_Work instructions_: Check each line of the material. Copy those containing "системы".

Extracted data entries:
◇ ◇ ◇ ◇ ◇

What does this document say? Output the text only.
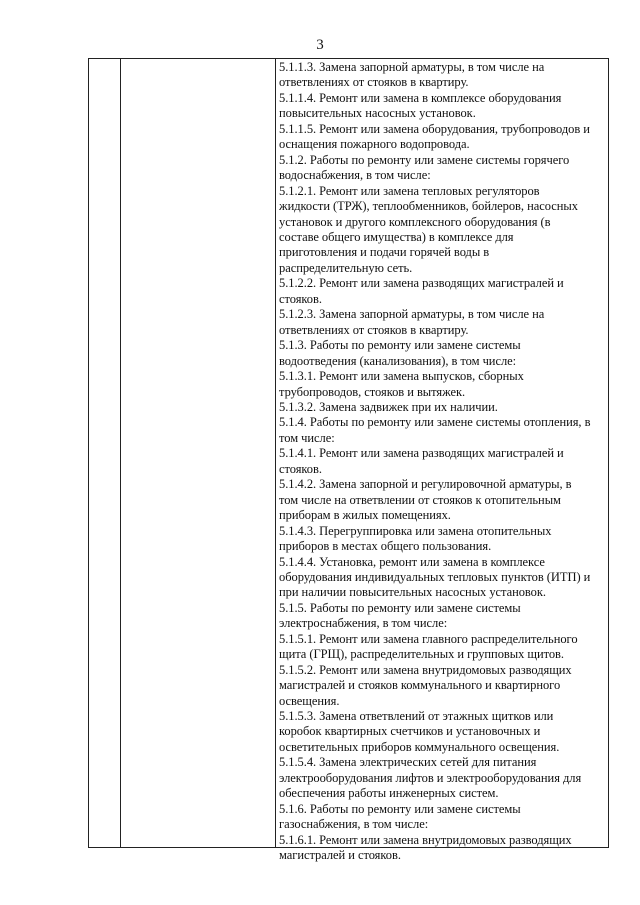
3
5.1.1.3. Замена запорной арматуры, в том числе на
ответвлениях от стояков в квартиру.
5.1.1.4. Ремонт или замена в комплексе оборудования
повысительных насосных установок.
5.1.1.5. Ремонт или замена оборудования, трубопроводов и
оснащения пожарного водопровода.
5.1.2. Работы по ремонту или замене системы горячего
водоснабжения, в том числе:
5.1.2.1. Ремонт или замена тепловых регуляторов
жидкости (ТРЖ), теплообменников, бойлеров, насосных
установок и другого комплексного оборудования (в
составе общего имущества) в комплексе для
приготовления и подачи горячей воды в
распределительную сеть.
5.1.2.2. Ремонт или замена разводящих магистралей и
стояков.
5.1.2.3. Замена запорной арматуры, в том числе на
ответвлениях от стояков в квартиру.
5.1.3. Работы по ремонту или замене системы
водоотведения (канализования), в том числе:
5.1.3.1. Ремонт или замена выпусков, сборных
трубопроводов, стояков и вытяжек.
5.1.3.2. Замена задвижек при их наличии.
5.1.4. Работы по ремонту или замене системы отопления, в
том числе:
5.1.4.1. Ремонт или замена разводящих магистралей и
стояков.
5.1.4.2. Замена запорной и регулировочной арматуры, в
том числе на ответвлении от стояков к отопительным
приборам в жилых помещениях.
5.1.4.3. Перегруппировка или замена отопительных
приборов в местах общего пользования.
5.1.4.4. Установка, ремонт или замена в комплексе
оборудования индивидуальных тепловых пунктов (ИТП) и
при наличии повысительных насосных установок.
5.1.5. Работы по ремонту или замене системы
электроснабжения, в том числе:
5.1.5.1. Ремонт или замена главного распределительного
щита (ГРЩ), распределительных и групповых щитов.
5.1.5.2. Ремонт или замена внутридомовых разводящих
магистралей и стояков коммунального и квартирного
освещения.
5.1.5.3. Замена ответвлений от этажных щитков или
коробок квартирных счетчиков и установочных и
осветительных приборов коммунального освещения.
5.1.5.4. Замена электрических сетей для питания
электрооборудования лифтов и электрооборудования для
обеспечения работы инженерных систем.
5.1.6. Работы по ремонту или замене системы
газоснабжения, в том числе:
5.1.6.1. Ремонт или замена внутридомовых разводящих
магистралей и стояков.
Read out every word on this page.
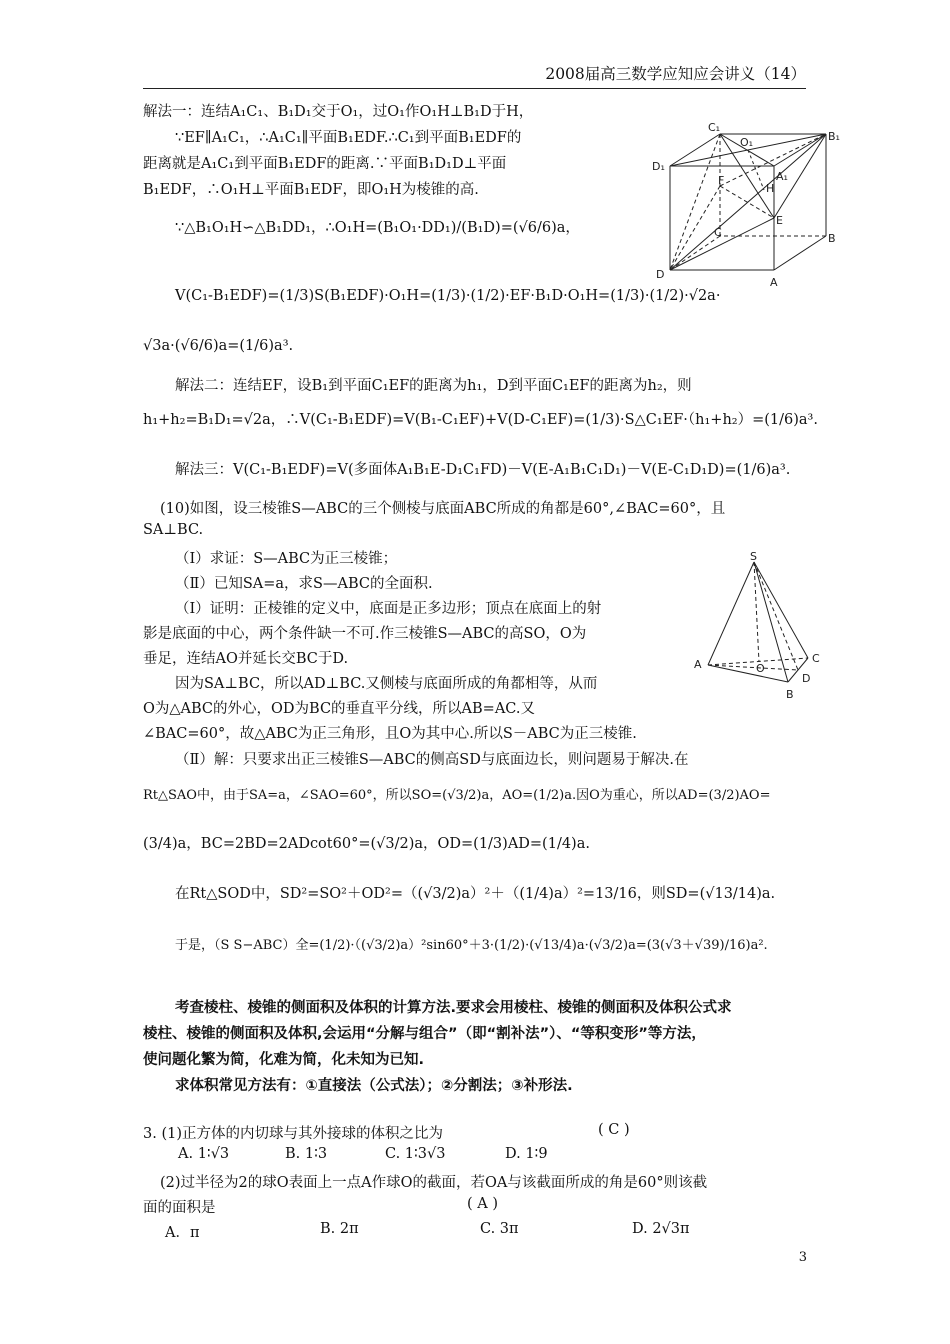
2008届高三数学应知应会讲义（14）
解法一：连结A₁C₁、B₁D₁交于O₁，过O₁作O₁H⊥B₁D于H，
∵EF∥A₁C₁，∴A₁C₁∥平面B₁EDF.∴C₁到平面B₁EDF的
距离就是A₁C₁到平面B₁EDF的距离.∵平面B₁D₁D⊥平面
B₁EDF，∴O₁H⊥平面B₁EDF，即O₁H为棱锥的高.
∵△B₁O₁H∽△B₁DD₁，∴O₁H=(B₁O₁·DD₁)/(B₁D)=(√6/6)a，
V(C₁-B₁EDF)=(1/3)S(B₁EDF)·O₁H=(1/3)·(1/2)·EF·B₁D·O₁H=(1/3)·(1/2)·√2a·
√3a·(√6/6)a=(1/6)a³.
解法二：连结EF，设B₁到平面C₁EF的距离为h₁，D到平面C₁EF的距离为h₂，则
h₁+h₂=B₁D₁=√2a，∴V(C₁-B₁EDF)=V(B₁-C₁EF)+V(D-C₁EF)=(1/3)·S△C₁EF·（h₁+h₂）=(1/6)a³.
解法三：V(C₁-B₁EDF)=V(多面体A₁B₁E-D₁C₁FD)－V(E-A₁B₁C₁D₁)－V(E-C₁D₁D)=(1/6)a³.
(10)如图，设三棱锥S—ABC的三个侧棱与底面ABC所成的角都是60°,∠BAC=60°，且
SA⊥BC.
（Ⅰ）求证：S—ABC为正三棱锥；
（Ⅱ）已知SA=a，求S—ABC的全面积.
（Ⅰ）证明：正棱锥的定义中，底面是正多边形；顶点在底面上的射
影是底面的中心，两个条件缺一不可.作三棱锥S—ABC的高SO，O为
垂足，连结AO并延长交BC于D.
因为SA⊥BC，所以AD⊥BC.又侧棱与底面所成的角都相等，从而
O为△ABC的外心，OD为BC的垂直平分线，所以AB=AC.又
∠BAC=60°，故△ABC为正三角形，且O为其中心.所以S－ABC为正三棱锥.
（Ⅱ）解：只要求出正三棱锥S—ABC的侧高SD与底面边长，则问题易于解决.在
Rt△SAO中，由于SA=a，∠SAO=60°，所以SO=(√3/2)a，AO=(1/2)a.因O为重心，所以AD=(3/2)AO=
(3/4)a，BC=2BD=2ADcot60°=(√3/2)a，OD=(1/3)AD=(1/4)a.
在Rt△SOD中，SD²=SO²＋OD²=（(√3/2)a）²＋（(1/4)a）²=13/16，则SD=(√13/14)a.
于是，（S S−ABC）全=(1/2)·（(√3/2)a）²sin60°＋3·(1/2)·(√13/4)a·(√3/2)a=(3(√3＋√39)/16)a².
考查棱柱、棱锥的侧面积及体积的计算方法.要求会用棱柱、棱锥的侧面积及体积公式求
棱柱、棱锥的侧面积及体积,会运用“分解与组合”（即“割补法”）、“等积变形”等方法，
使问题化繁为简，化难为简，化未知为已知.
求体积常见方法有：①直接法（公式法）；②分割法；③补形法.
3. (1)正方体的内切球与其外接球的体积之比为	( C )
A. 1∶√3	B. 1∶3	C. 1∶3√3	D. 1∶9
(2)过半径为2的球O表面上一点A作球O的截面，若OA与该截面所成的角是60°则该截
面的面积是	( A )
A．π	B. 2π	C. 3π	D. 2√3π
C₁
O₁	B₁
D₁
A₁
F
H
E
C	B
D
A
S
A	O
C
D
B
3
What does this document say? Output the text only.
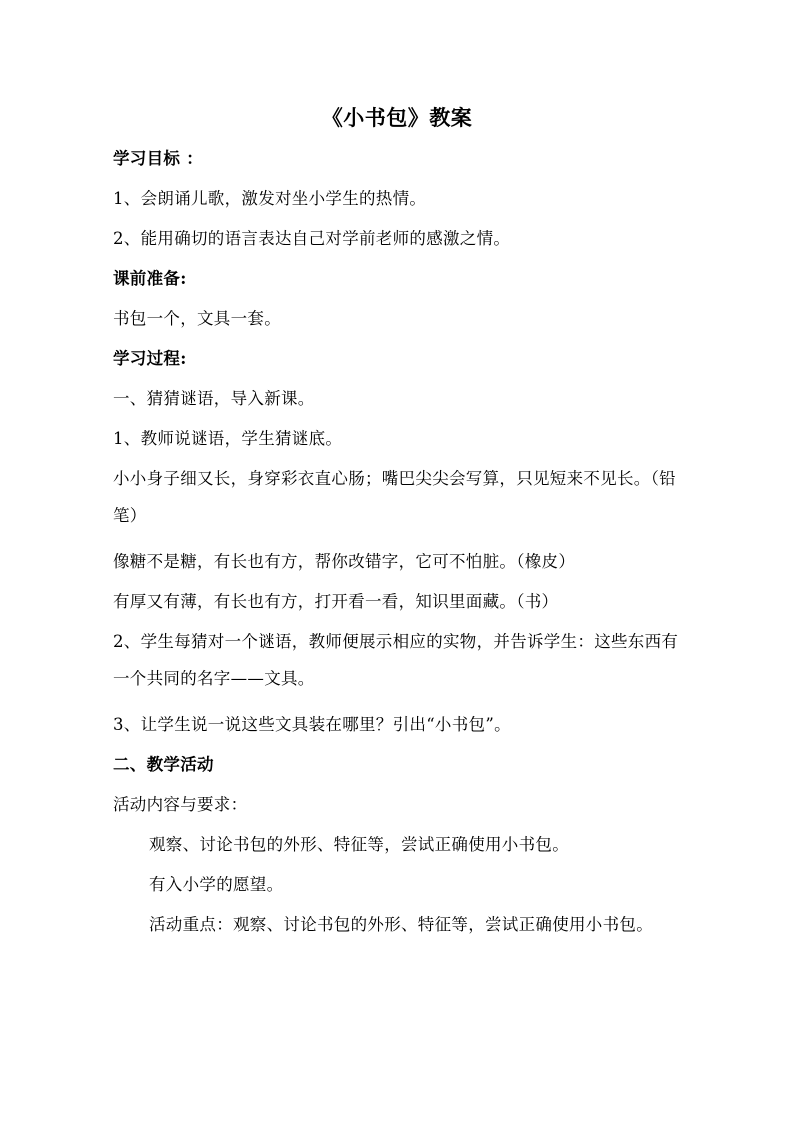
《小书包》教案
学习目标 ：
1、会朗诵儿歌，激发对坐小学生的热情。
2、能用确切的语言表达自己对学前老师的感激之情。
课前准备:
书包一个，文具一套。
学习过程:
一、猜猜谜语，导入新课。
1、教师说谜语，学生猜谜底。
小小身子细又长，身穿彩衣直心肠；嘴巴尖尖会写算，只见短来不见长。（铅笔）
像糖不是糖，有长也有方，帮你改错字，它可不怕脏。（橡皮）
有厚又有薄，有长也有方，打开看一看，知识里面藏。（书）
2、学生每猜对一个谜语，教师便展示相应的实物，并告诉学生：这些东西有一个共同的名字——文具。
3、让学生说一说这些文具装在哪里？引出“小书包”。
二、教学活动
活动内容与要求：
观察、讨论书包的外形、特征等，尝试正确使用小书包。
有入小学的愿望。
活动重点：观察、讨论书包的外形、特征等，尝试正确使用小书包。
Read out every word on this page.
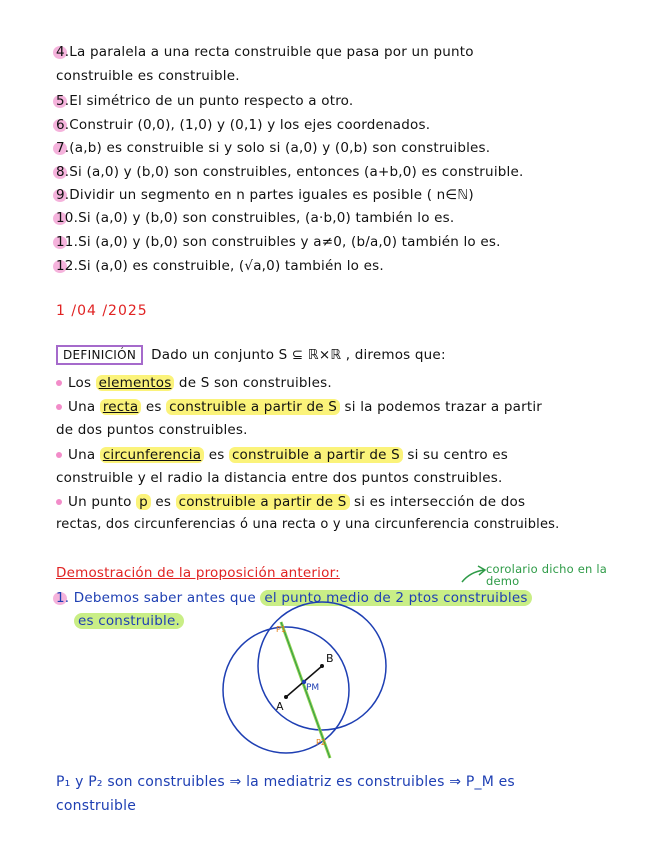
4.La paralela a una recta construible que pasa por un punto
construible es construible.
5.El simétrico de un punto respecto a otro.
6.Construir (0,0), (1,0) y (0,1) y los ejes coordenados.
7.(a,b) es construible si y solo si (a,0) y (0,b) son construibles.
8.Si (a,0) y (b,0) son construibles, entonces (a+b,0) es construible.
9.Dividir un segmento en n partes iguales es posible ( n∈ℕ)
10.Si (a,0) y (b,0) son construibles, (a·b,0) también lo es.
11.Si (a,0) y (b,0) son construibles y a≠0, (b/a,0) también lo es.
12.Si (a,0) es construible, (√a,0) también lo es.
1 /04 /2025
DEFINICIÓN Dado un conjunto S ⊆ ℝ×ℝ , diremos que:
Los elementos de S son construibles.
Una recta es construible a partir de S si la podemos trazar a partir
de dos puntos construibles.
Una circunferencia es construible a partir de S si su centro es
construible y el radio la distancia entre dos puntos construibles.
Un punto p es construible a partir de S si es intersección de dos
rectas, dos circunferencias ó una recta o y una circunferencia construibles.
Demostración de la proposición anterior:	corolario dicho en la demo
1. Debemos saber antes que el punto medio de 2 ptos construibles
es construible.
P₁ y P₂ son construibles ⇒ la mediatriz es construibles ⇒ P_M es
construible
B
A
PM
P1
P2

◇ ◇ ◇ ◇ ◇

_Finished exercise_:
5.1.2. Работы по ремонту или замене системы горячего
5.1.3. Работы по ремонту или замене системы
5.1.4. Работы по ремонту или замене системы отопления, в
5.1.5. Работы по ремонту или замене системы
5.1.6. Работы по ремонту или замене системы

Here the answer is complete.